To be done:
Repeat every line of the data exactly, but not the pictures.

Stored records
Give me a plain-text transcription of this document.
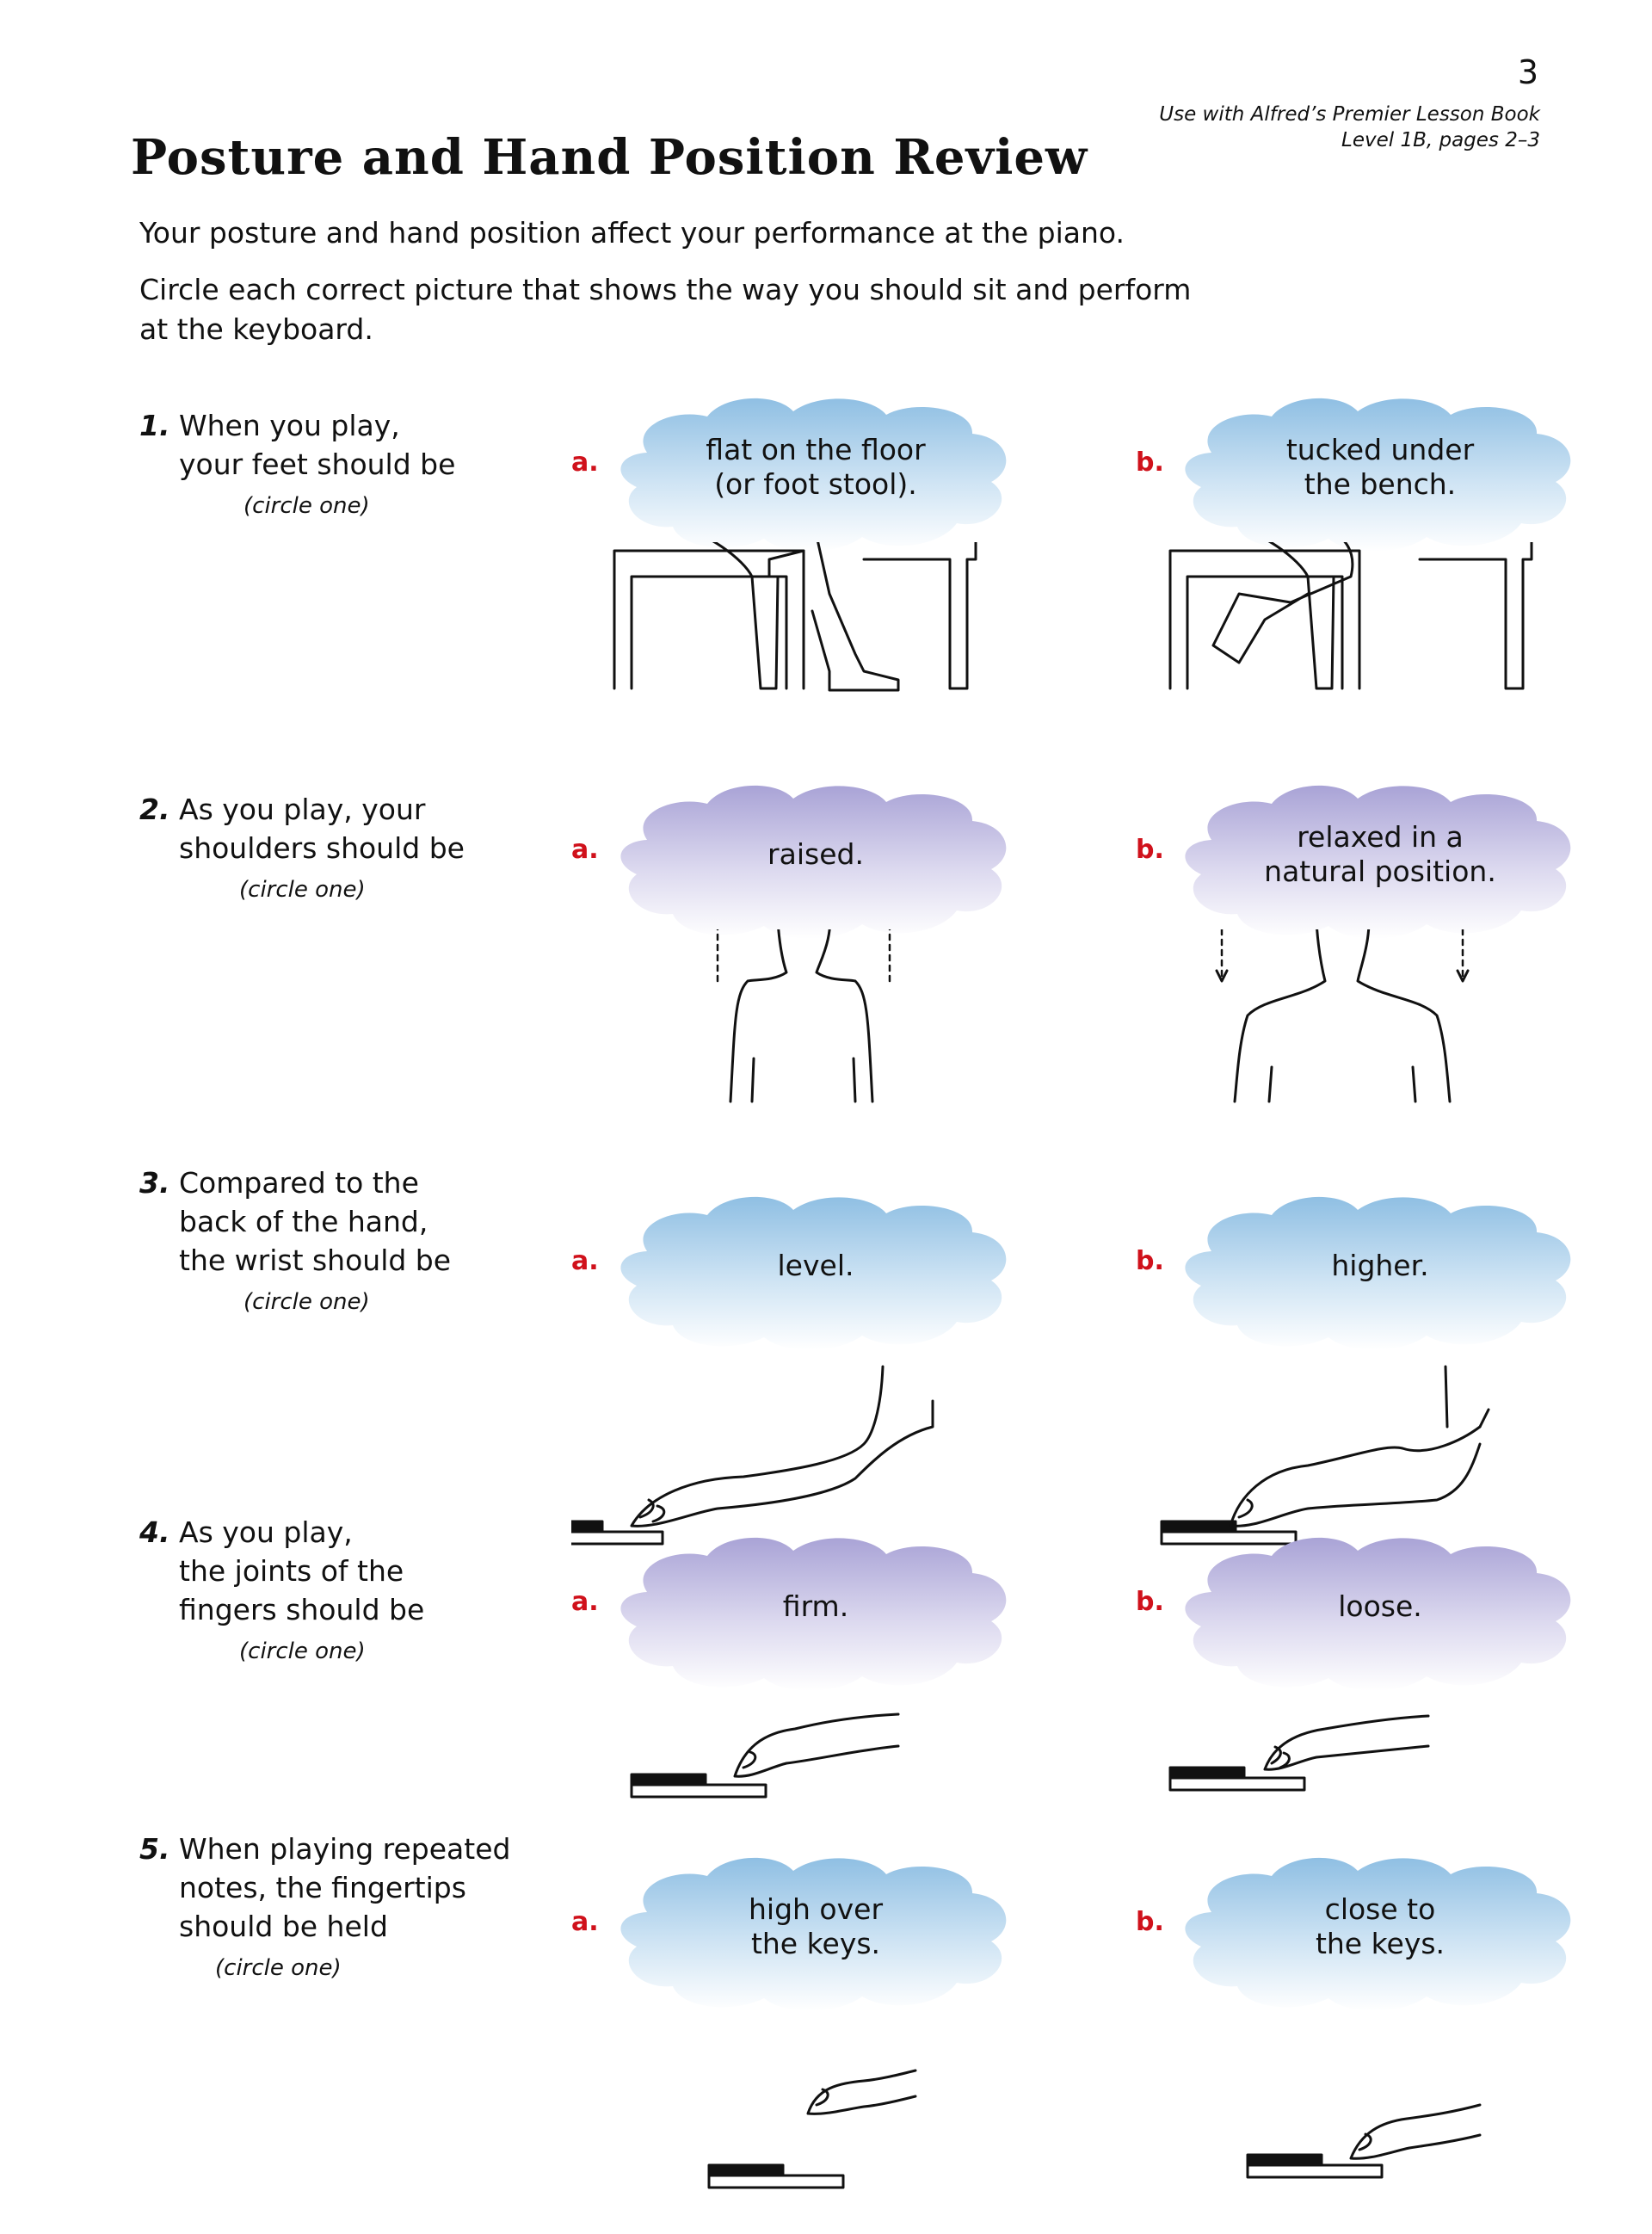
3
Use with Alfred’s Premier Lesson Book
Level 1B, pages 2–3
Posture and Hand Position Review

Your posture and hand position affect your performance at the piano.

Circle each correct picture that shows the way you should sit and perform at the keyboard.

1. When you play,
your feet should be
(circle one)
a.	flat on the floor
(or foot stool).
b.	tucked under
the bench.
2. As you play, your
shoulders should be
(circle one)
a.	raised.	b.	relaxed in a
natural position.
3. Compared to the
back of the hand,
the wrist should be
(circle one)
a.	level.	b.	higher.
4. As you play,
the joints of the
fingers should be
(circle one)
a.	firm.	b.	loose.
5. When playing repeated
notes, the fingertips
should be held
(circle one)
a.	high over
the keys.
b.	close to
the keys.
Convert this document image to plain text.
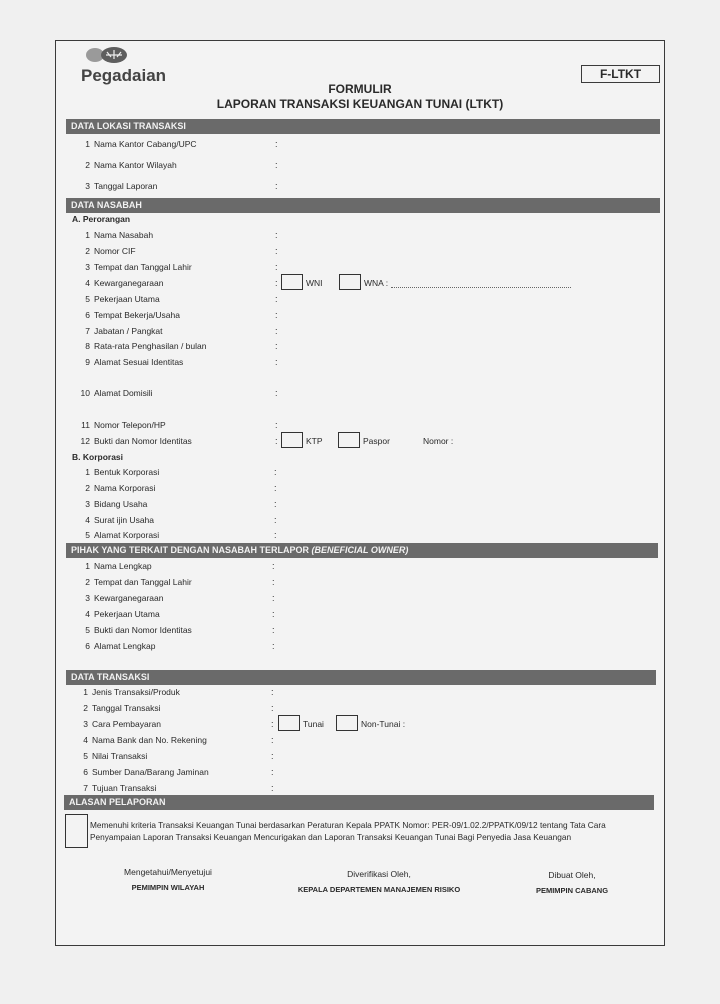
Pegadaian	F-LTKT
FORMULIR
LAPORAN TRANSAKSI KEUANGAN TUNAI (LTKT)
DATA LOKASI TRANSAKSI
1 Nama Kantor Cabang/UPC	:
2 Nama Kantor Wilayah	:
3 Tanggal Laporan	:
DATA NASABAH
A. Perorangan
1 Nama Nasabah	:
2 Nomor CIF	:
3 Tempat dan Tanggal Lahir	:
4 Kewarganegaraan	:	WNI	WNA :
5 Pekerjaan Utama	:
6 Tempat Bekerja/Usaha	:
7 Jabatan / Pangkat	:
8 Rata-rata Penghasilan / bulan	:
9 Alamat Sesuai Identitas	:
10 Alamat Domisili	:
11 Nomor Telepon/HP	:
12 Bukti dan Nomor Identitas	:	KTP	Paspor	Nomor :
B. Korporasi
1 Bentuk Korporasi	:
2 Nama Korporasi	:
3 Bidang Usaha	:
4 Surat ijin Usaha	:
5 Alamat Korporasi	:
PIHAK YANG TERKAIT DENGAN NASABAH TERLAPOR (BENEFICIAL OWNER)
1 Nama Lengkap	:
2 Tempat dan Tanggal Lahir	:
3 Kewarganegaraan	:
4 Pekerjaan Utama	:
5 Bukti dan Nomor Identitas	:
6 Alamat Lengkap	:
DATA TRANSAKSI
1 Jenis Transaksi/Produk	:
2 Tanggal Transaksi	:
3 Cara Pembayaran	:	Tunai	Non-Tunai :
4 Nama Bank dan No. Rekening	:
5 Nilai Transaksi	:
6 Sumber Dana/Barang Jaminan	:
7 Tujuan Transaksi	:
ALASAN PELAPORAN
Memenuhi kriteria Transaksi Keuangan Tunai berdasarkan Peraturan Kepala PPATK Nomor: PER-09/1.02.2/PPATK/09/12 tentang Tata Cara
Penyampaian Laporan Transaksi Keuangan Mencurigakan dan Laporan Transaksi Keuangan Tunai Bagi Penyedia Jasa Keuangan
Mengetahui/Menyetujui
PEMIMPIN WILAYAH
Diverifikasi Oleh,
KEPALA DEPARTEMEN MANAJEMEN RISIKO
Dibuat Oleh,
PEMIMPIN CABANG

Task answer:
Give me a plain-text transcription of this document.
3
Use with Alfred’s Premier Lesson Book
Level 1B, pages 2–3
Posture and Hand Position Review

Your posture and hand position affect your performance at the piano.

Circle each correct picture that shows the way you should sit and perform at the keyboard.

1. When you play,
your feet should be
(circle one)
a.	flat on the floor
(or foot stool).
b.	tucked under
the bench.
2. As you play, your
shoulders should be
(circle one)
a.	raised.	b.	relaxed in a
natural position.
3. Compared to the
back of the hand,
the wrist should be
(circle one)
a.	level.	b.	higher.
4. As you play,
the joints of the
fingers should be
(circle one)
a.	firm.	b.	loose.
5. When playing repeated
notes, the fingertips
should be held
(circle one)
a.	high over
the keys.
b.	close to
the keys.
Convert this document image to plain text.
Pegadaian	F-LTKT
FORMULIR
LAPORAN TRANSAKSI KEUANGAN TUNAI (LTKT)
DATA LOKASI TRANSAKSI
1 Nama Kantor Cabang/UPC	:
2 Nama Kantor Wilayah	:
3 Tanggal Laporan	:
DATA NASABAH
A. Perorangan
1 Nama Nasabah	:
2 Nomor CIF	:
3 Tempat dan Tanggal Lahir	:
4 Kewarganegaraan	:	WNI	WNA :
5 Pekerjaan Utama	:
6 Tempat Bekerja/Usaha	:
7 Jabatan / Pangkat	:
8 Rata-rata Penghasilan / bulan	:
9 Alamat Sesuai Identitas	:
10 Alamat Domisili	:
11 Nomor Telepon/HP	:
12 Bukti dan Nomor Identitas	:	KTP	Paspor	Nomor :
B. Korporasi
1 Bentuk Korporasi	:
2 Nama Korporasi	:
3 Bidang Usaha	:
4 Surat ijin Usaha	:
5 Alamat Korporasi	:
PIHAK YANG TERKAIT DENGAN NASABAH TERLAPOR (BENEFICIAL OWNER)
1 Nama Lengkap	:
2 Tempat dan Tanggal Lahir	:
3 Kewarganegaraan	:
4 Pekerjaan Utama	:
5 Bukti dan Nomor Identitas	:
6 Alamat Lengkap	:
DATA TRANSAKSI
1 Jenis Transaksi/Produk	:
2 Tanggal Transaksi	:
3 Cara Pembayaran	:	Tunai	Non-Tunai :
4 Nama Bank dan No. Rekening	:
5 Nilai Transaksi	:
6 Sumber Dana/Barang Jaminan	:
7 Tujuan Transaksi	:
ALASAN PELAPORAN
Memenuhi kriteria Transaksi Keuangan Tunai berdasarkan Peraturan Kepala PPATK Nomor: PER-09/1.02.2/PPATK/09/12 tentang Tata Cara
Penyampaian Laporan Transaksi Keuangan Mencurigakan dan Laporan Transaksi Keuangan Tunai Bagi Penyedia Jasa Keuangan
Mengetahui/Menyetujui
PEMIMPIN WILAYAH
Diverifikasi Oleh,
KEPALA DEPARTEMEN MANAJEMEN RISIKO
Dibuat Oleh,
PEMIMPIN CABANG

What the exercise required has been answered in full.